Find each line that has the string "amount" and give the total, with nothing else.

- _Data to use_
▼▼▼

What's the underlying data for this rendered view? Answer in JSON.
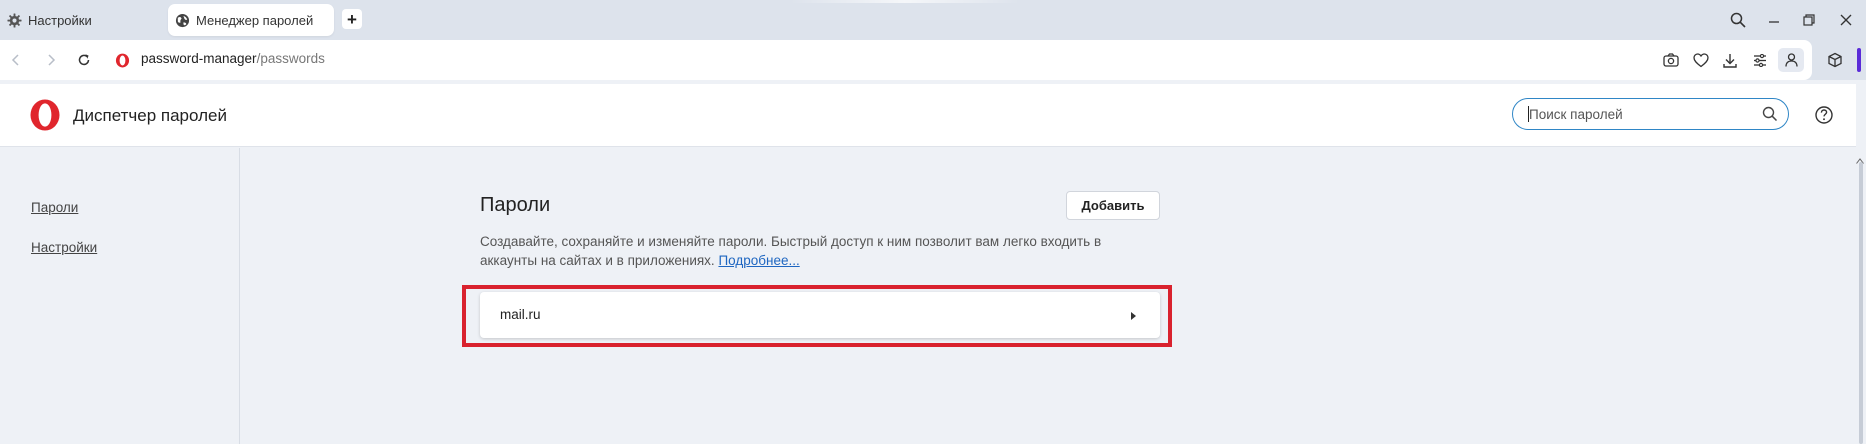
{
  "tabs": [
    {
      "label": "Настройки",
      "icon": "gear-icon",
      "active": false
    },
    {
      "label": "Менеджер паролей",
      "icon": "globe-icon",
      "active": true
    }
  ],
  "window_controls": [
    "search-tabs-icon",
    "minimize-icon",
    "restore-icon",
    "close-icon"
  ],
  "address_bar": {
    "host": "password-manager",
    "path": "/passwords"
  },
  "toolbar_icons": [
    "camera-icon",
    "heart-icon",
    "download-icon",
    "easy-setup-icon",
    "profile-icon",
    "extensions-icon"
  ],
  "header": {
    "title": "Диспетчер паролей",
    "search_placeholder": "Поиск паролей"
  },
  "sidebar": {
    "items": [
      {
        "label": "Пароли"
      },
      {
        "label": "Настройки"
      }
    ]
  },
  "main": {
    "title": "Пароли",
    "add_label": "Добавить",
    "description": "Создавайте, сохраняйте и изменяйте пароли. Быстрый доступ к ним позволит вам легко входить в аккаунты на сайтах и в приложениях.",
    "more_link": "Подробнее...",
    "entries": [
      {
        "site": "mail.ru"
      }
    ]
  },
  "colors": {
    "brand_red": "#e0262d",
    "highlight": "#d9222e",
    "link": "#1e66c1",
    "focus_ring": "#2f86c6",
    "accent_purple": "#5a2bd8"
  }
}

▲▲▲
▼▼▼

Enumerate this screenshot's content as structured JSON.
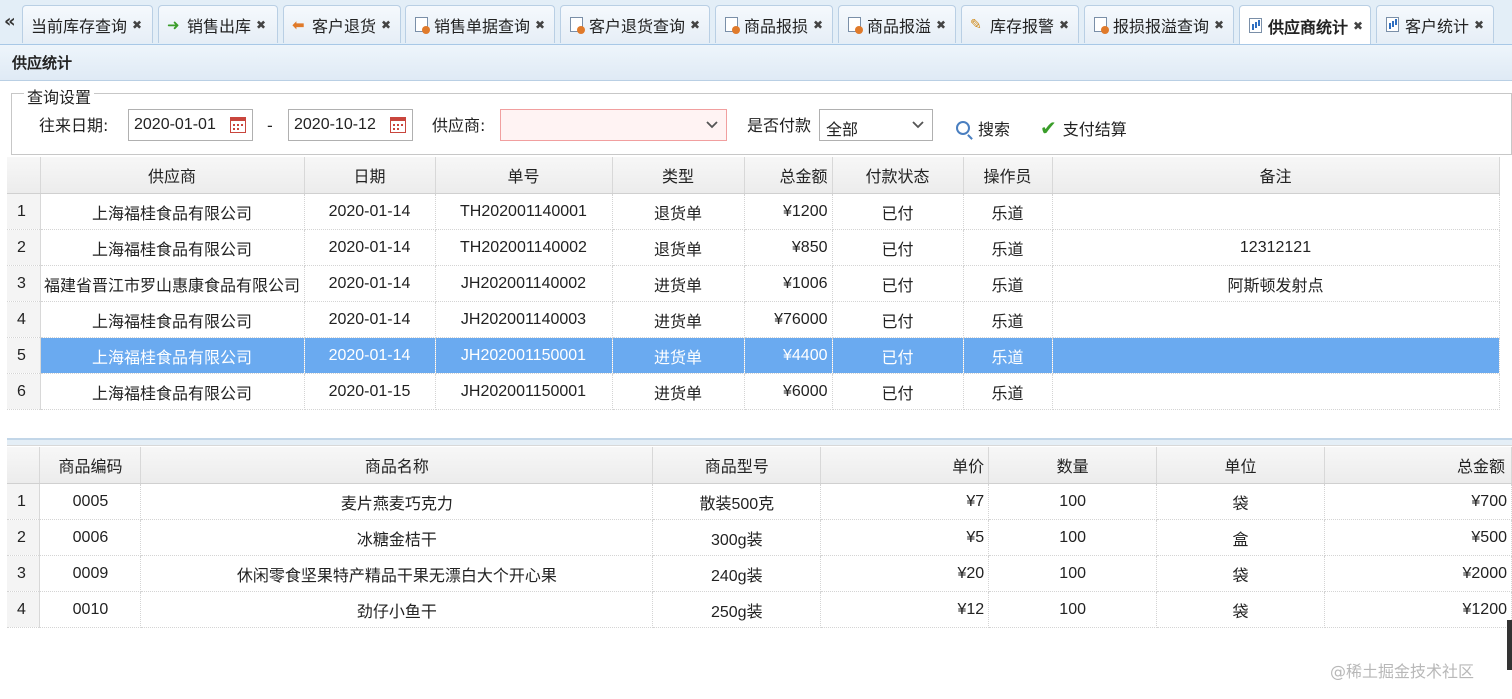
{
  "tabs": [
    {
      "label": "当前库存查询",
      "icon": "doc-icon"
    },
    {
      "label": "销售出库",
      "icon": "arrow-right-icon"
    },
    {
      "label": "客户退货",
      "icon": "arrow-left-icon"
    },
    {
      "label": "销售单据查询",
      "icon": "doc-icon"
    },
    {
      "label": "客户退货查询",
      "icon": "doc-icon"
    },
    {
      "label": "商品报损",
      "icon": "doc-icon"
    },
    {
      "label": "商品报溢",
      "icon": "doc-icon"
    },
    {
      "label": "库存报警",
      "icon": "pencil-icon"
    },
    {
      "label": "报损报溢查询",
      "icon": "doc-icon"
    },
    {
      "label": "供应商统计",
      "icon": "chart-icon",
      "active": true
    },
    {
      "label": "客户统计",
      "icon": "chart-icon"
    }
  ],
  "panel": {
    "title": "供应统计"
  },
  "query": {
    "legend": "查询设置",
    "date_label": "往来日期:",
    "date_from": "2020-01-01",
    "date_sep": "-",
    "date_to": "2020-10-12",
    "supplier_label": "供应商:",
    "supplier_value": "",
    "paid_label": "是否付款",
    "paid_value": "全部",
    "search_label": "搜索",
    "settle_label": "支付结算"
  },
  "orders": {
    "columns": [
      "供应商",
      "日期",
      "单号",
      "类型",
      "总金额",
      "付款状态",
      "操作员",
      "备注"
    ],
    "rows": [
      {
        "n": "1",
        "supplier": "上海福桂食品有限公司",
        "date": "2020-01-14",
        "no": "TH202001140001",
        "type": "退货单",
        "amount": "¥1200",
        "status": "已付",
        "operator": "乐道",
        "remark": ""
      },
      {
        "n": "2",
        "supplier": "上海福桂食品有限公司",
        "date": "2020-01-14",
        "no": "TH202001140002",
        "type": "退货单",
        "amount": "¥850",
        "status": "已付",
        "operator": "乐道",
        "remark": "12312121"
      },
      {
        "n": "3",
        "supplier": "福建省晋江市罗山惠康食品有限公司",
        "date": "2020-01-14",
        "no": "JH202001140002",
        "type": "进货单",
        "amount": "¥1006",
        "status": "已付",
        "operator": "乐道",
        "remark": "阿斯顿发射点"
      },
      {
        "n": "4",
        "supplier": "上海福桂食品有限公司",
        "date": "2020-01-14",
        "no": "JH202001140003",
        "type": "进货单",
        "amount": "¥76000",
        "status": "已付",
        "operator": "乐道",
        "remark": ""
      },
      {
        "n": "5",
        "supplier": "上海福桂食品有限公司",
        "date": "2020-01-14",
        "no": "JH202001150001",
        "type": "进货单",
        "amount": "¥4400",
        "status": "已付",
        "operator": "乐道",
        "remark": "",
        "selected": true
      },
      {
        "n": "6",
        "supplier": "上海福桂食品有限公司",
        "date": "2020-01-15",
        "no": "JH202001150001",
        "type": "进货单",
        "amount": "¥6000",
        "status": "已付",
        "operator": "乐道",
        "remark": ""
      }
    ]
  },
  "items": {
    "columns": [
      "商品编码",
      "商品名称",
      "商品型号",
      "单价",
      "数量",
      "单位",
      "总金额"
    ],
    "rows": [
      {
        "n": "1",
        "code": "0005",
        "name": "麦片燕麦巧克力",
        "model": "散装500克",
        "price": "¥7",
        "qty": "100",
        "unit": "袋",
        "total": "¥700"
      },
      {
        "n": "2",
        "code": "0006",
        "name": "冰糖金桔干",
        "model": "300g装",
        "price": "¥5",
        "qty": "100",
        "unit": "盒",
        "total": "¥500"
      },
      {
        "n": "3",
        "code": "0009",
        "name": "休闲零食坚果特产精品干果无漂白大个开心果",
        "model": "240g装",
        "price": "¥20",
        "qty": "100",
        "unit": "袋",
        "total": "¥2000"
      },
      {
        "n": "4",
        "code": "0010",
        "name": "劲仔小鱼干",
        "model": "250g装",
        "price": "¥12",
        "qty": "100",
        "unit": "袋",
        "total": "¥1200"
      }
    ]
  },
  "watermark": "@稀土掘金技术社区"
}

▲▲▲

- _Response to the exercise_
6